Set task: Drop all images and give the records again exactly.

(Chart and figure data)
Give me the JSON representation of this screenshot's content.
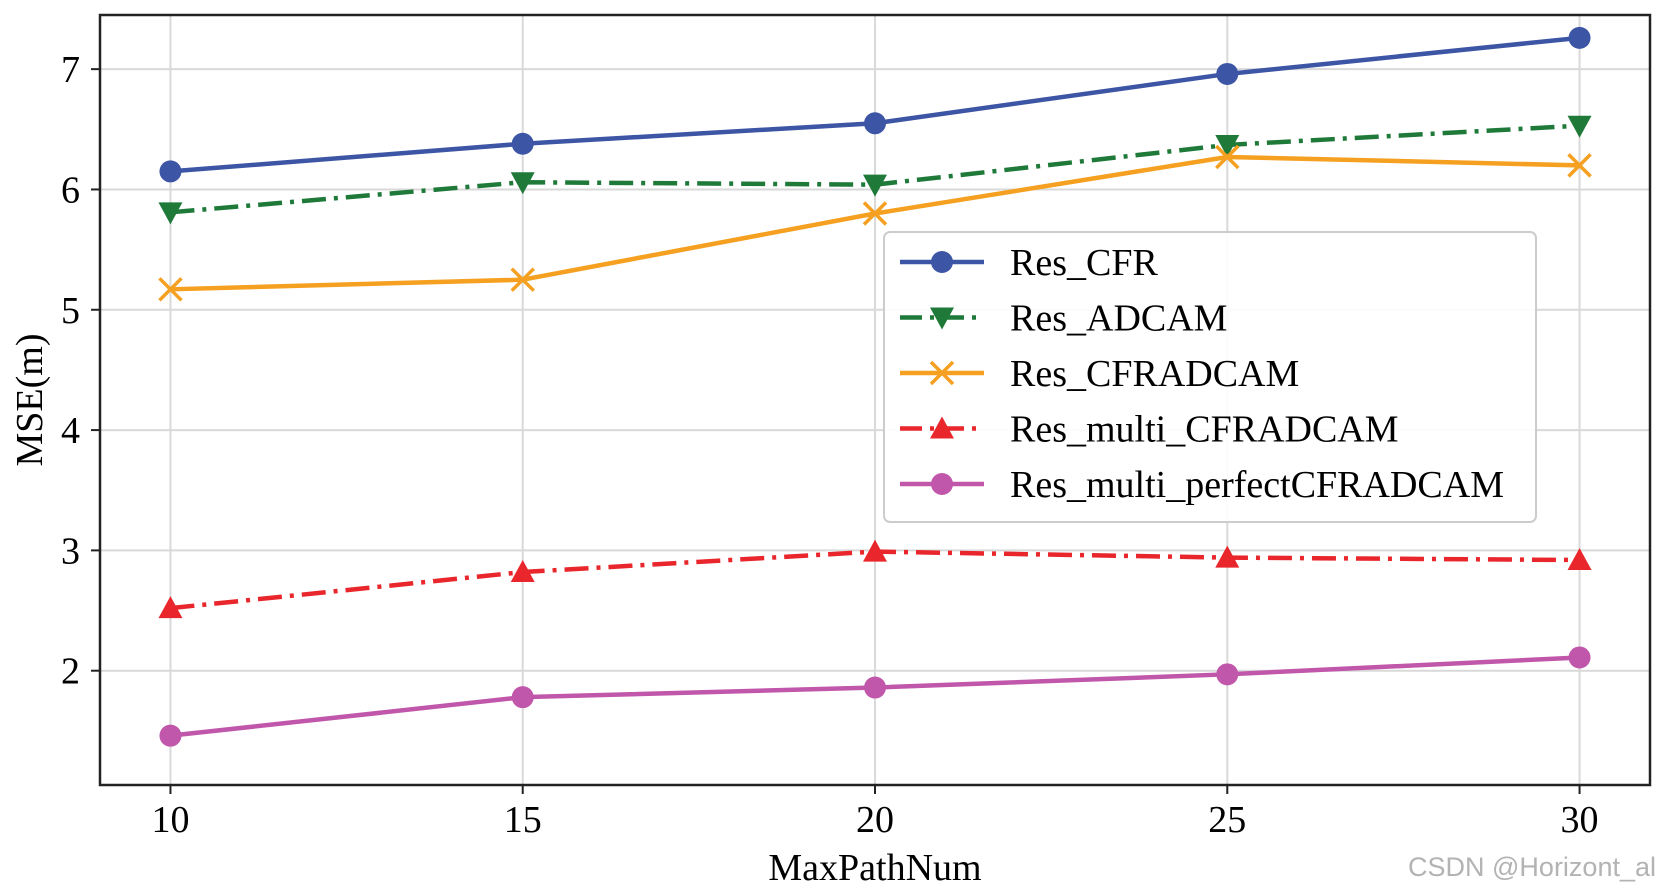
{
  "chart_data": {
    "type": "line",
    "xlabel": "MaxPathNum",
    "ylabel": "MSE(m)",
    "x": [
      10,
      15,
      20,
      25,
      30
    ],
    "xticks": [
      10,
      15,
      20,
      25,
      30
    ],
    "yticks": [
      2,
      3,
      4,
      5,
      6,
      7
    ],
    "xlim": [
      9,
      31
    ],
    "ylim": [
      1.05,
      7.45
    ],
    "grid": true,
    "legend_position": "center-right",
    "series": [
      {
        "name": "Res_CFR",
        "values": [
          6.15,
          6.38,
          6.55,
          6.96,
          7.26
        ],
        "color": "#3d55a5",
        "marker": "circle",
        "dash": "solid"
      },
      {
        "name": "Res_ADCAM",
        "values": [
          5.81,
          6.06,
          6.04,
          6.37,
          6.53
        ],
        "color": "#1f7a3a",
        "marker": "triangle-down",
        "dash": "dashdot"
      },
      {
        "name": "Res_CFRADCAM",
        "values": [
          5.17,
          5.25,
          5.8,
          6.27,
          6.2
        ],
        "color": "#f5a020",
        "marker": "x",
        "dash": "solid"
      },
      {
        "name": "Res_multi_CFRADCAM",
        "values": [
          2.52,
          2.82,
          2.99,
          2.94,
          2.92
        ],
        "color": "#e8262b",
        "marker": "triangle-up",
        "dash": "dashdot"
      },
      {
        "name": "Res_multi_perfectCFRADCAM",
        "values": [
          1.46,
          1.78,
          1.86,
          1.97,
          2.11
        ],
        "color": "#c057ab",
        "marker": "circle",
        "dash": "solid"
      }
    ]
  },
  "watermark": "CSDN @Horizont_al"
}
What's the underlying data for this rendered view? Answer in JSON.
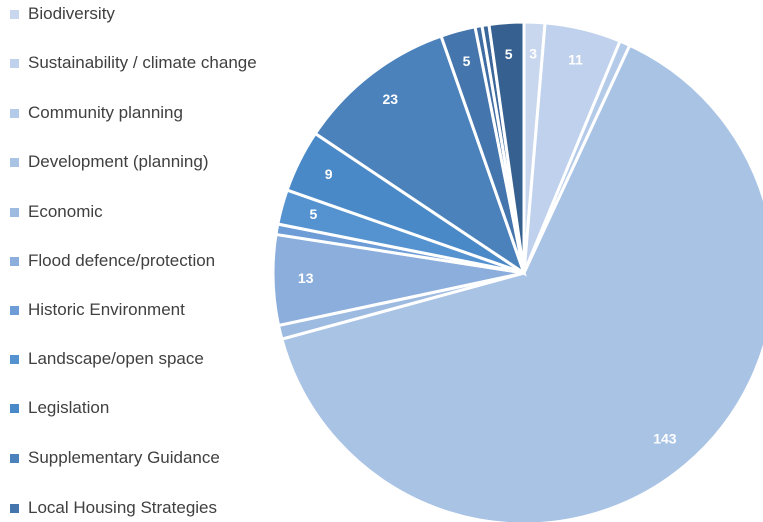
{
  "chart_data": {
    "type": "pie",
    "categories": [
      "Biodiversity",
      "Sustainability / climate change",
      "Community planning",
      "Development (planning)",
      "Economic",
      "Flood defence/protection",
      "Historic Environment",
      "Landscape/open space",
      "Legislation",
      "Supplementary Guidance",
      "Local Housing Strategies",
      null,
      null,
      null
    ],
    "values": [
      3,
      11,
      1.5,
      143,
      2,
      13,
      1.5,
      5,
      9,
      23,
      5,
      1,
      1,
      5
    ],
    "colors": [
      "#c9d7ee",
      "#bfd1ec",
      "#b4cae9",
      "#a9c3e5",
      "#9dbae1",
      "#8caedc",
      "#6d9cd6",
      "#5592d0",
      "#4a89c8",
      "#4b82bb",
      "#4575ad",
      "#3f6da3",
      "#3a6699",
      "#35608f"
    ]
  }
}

Task response:
Give me the JSON representation of this screenshot's content.
{
  "chart_data": {
    "type": "line",
    "xlabel": "MaxPathNum",
    "ylabel": "MSE(m)",
    "x": [
      10,
      15,
      20,
      25,
      30
    ],
    "xticks": [
      10,
      15,
      20,
      25,
      30
    ],
    "yticks": [
      2,
      3,
      4,
      5,
      6,
      7
    ],
    "xlim": [
      9,
      31
    ],
    "ylim": [
      1.05,
      7.45
    ],
    "grid": true,
    "legend_position": "center-right",
    "series": [
      {
        "name": "Res_CFR",
        "values": [
          6.15,
          6.38,
          6.55,
          6.96,
          7.26
        ],
        "color": "#3d55a5",
        "marker": "circle",
        "dash": "solid"
      },
      {
        "name": "Res_ADCAM",
        "values": [
          5.81,
          6.06,
          6.04,
          6.37,
          6.53
        ],
        "color": "#1f7a3a",
        "marker": "triangle-down",
        "dash": "dashdot"
      },
      {
        "name": "Res_CFRADCAM",
        "values": [
          5.17,
          5.25,
          5.8,
          6.27,
          6.2
        ],
        "color": "#f5a020",
        "marker": "x",
        "dash": "solid"
      },
      {
        "name": "Res_multi_CFRADCAM",
        "values": [
          2.52,
          2.82,
          2.99,
          2.94,
          2.92
        ],
        "color": "#e8262b",
        "marker": "triangle-up",
        "dash": "dashdot"
      },
      {
        "name": "Res_multi_perfectCFRADCAM",
        "values": [
          1.46,
          1.78,
          1.86,
          1.97,
          2.11
        ],
        "color": "#c057ab",
        "marker": "circle",
        "dash": "solid"
      }
    ]
  },
  "watermark": "CSDN @Horizont_al"
}
What's the underlying data for this rendered view? Answer in JSON.
{
  "chart_data": {
    "type": "pie",
    "categories": [
      "Biodiversity",
      "Sustainability / climate change",
      "Community planning",
      "Development (planning)",
      "Economic",
      "Flood defence/protection",
      "Historic Environment",
      "Landscape/open space",
      "Legislation",
      "Supplementary Guidance",
      "Local Housing Strategies",
      null,
      null,
      null
    ],
    "values": [
      3,
      11,
      1.5,
      143,
      2,
      13,
      1.5,
      5,
      9,
      23,
      5,
      1,
      1,
      5
    ],
    "colors": [
      "#c9d7ee",
      "#bfd1ec",
      "#b4cae9",
      "#a9c3e5",
      "#9dbae1",
      "#8caedc",
      "#6d9cd6",
      "#5592d0",
      "#4a89c8",
      "#4b82bb",
      "#4575ad",
      "#3f6da3",
      "#3a6699",
      "#35608f"
    ]
  }
}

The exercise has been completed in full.